Travail à faire
[1] Dans l'extrait sur l'oppidum, relevez toutes les indications de siècle, dans l'ordre où elles apparaissent.
[2] Poursuivez l'extrait sur l'oppidum après sa dernière phrase.

Extrait du texte
▬▬▬▬▬▬
Des sarcophages possiblement protohistoriques sont trouvés à deux emplacements différents en 2013. Selon l'archéologue F. Verdin[5] une petite nécropole aurait été creusée, génération après génération, des deux côtés de la route d'accès méridionale de l'oppidum (cf. «Plan général de l'oppidum», rubrique Architecture) ce qui indiquerait que cette route était la principale voie d'accès – l'autre se trouvant au nord.

L'accès nord était différent de ce que l'on peut encore voir aujourd'hui : loin de n'être qu'un chemin abrupt en terre battue, il était certainement en partie pavé et bénéficiait d'un muret de soutènement qui longeait la façade nord de la muraille, jusqu'à un endroit où une pente naturelle plus douce permettait de récupérer un chemin, soit vers le fond du vallon, soit en continuant vers le sommet de la colline au nord.

Concernant l'habitat protohistorique fouillé près de l'aven (au centre du site), il s'agit ici d'une ou plusieurs maison(s) d'importance (peut-être celle d'un responsable des lieux ou dignitaire ?), dont le dallage était constitué d'un pavement de mortier à inclusion de pierres dures blanches. Une statue de Jupiter, qui fit un temps partie de la décoration de la maison, laisse penser qu'elle a continué d'être habitée durant le Haut-Empire.

Des contrepoids de pressoirs ont été retrouvés sur l'emplacement de l'église paléochrétienne[6], pouvant laisser supposer une activité agricole à la période Laténienne (entre le Ve et le Ier siècle avant notre ère) comme c'est aussi le cas à Entremont.

En 1991, les fouilles d'Yves Rigoir ont permis de dégager pas moins de cinq couches dans un petit périmètre assez bien conservé autour du lieu de culte protohistorique de l'oppidum. La datation allant de la période hellénistique (ici, début du IIe siècle avant notre ère) à l'Antiquité tardive (Ve siècle).
▬▬▬▬▬▬
Entrées de données
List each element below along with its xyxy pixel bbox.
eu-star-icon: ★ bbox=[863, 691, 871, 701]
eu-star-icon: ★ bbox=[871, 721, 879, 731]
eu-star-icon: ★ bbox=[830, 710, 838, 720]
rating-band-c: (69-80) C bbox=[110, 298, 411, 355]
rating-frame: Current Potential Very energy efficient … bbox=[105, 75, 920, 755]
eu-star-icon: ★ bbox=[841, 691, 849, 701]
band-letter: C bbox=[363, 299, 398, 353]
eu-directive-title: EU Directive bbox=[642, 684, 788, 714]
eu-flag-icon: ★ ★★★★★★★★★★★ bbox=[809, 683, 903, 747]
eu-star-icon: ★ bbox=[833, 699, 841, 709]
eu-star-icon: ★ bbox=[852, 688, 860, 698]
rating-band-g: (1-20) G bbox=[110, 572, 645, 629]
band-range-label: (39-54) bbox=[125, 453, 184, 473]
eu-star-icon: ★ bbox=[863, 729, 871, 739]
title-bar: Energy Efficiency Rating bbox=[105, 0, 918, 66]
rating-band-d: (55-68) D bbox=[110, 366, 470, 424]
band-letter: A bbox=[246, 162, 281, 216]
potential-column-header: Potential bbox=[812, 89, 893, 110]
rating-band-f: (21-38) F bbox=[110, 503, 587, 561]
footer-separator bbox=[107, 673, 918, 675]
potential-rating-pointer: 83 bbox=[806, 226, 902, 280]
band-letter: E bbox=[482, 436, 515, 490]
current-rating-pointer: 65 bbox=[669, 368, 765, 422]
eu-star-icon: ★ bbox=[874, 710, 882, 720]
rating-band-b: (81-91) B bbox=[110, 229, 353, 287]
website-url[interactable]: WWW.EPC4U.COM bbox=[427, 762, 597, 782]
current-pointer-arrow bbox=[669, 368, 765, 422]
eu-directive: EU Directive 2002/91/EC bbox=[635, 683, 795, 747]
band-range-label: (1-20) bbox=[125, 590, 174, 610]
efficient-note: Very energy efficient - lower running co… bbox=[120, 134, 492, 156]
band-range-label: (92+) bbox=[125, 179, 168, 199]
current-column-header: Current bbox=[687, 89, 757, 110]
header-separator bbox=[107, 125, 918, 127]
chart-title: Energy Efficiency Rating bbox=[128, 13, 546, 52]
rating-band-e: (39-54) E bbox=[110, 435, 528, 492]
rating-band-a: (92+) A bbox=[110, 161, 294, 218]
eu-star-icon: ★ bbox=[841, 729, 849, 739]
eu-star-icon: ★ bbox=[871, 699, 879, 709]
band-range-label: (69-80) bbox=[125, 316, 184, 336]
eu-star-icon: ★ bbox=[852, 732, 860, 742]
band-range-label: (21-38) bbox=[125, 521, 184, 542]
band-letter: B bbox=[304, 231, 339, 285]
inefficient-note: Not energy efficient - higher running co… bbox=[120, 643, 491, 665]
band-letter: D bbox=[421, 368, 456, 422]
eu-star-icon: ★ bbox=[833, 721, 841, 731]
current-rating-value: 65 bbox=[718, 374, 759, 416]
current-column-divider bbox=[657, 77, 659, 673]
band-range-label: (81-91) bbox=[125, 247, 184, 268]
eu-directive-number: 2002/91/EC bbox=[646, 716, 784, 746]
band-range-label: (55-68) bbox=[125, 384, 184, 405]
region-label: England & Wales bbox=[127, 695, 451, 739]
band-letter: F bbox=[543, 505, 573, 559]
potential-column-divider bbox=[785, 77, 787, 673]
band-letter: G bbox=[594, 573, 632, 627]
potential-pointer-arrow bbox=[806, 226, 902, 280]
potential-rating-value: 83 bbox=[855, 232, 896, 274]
▬▬▬▬▬▬
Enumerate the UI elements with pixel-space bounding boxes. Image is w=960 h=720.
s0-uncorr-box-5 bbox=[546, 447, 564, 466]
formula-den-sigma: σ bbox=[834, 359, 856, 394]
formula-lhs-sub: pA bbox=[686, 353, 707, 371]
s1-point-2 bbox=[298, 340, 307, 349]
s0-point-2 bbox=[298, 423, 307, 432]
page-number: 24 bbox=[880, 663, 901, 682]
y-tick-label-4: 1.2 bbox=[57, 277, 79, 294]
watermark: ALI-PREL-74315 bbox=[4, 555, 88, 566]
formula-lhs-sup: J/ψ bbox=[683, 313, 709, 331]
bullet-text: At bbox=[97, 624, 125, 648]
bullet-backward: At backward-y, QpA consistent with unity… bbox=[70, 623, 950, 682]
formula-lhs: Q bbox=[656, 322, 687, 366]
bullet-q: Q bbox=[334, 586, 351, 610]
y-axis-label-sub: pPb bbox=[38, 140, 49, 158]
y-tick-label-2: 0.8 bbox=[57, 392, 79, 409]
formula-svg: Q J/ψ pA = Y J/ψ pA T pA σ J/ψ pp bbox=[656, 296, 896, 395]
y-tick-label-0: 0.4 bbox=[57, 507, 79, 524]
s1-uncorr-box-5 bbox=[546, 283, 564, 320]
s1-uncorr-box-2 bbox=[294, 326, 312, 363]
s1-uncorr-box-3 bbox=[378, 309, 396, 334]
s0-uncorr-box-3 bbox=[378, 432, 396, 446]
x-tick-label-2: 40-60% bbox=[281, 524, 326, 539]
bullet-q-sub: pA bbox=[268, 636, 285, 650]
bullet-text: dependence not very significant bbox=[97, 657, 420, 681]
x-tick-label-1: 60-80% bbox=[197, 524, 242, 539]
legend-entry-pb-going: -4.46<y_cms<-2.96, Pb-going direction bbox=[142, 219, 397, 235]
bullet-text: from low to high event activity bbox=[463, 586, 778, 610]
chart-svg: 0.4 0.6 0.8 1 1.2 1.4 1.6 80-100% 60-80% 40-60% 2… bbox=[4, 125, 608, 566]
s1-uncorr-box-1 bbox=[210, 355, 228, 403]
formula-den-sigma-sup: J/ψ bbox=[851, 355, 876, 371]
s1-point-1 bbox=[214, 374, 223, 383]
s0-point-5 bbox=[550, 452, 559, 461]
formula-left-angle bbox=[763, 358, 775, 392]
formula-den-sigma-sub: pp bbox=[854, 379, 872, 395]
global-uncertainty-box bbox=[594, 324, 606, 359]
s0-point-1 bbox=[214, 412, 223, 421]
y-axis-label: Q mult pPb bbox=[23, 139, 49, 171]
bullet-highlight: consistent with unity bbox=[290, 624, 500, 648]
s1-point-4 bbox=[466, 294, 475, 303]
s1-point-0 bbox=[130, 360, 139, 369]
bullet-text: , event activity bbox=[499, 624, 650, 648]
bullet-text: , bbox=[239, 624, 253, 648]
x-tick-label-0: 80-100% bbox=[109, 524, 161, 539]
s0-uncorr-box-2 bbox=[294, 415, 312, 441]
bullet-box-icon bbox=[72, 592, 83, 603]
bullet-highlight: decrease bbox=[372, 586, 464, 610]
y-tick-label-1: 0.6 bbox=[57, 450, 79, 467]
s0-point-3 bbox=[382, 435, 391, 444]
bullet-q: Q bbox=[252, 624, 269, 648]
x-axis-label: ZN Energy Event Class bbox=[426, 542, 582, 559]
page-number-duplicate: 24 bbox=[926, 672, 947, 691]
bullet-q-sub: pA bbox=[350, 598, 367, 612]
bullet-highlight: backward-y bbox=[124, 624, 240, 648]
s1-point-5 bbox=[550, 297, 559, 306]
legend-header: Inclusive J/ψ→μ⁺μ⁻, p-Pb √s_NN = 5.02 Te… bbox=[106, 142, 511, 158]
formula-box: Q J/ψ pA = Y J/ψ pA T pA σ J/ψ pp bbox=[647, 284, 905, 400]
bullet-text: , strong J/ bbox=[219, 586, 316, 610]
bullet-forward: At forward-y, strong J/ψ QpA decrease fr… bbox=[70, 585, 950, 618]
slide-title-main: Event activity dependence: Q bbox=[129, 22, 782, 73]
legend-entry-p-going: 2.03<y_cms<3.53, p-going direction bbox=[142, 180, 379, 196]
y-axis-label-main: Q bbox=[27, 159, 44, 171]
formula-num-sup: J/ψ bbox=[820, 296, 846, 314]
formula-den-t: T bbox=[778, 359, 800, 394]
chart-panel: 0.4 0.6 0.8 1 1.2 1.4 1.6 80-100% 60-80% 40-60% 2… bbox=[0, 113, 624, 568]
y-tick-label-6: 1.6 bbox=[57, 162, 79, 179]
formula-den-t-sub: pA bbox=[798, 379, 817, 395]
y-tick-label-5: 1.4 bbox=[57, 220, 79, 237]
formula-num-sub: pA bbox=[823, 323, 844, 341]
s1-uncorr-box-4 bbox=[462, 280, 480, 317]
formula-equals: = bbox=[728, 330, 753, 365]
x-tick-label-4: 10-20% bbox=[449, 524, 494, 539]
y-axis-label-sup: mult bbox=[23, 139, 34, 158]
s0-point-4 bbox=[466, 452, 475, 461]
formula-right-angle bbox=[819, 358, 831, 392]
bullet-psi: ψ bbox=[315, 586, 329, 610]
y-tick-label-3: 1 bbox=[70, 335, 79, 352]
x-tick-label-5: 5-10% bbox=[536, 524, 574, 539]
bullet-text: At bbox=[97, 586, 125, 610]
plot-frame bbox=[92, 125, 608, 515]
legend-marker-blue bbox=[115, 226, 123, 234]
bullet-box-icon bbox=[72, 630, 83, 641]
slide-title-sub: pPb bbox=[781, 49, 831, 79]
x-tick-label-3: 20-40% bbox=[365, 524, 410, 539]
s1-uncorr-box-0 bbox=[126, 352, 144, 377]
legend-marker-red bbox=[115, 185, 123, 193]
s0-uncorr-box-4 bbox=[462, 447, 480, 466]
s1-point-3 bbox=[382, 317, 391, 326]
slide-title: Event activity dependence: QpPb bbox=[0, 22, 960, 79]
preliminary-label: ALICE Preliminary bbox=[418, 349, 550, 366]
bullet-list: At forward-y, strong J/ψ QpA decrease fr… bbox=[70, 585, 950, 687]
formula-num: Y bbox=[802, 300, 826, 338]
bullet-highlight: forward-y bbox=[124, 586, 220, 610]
▬▬▬▬▬▬
Réponses par tâche
[1]
- Ve siècle avant notre ère
- Ier siècle avant notre ère
- début du IIe siècle avant notre ère
- Ve siècle

[2]
Depuis les années 2000, nous savons avec plus de certitude que l'occupation du site fluctua autour de l'Empire : occupé jusqu'à la période romaine, il connait un déclin entre le dernier quart du Ier siècle avant notre ère et le Ve siècle de notre ère, pour être réoccupé (notamment par les Wisigoths) au haut Moyen Âge, jusqu'au IXe siècle[5]. Constantine aurait donc été abandonné entre 20 et 10 av. J-C., pour laisser place à un habitat de plaine plus en adéquation avec la sécurité, le mode de vie et le commerce qu'offrait la présence romaine ; puis réhabité progressivement à partir du Ve siècle, face notamment aux menaces sécuritaires et à l'amenuisement des territoires de l'Antiquité tardive et du haut Moyen Âge.

Durant le haut Moyen Âge, le site redevint un refuge et même peut-être un village pour des familles de paysans et fermiers locaux. On y a trouvé, à l'intérieur de l'enceinte et accolées aux remparts, des pièces d'habitat d'environ 6 à 8 mètres de longueur sur 3-4 mètres de largeur, dénotant un goût pour l'espace intérieur que l'antiquité gréco-romaine avait pu laisser derrière elle[3].

Une chapelle paléochrétienne fut construite entre le Ve et le VIe siècle, sur le point le plus haut de ce petit plateau. Ses dimensions ne sont pas particulièrement modestes pour l'époque : 17 m de longueur, 7 m de largeur, preuve que l'habitat devait y être substantiel (quelques dizaines de foyers couverts par cette paroisse) et que l'oppidum était redevenu un chef-lieu. Des travaux intérieurs sont visibles dans cette chapelle jusqu'au IXe siècle, preuve de l'existence de cette communauté villageoise assez tardivement.

L'occupation de Constantine semble n'avoir pas survécu à l'Empire carolingien. Un même phénomène de retour aux villes de plaine, qui s'était produit sous l'Empire romain, peut en avoir été une des raisons.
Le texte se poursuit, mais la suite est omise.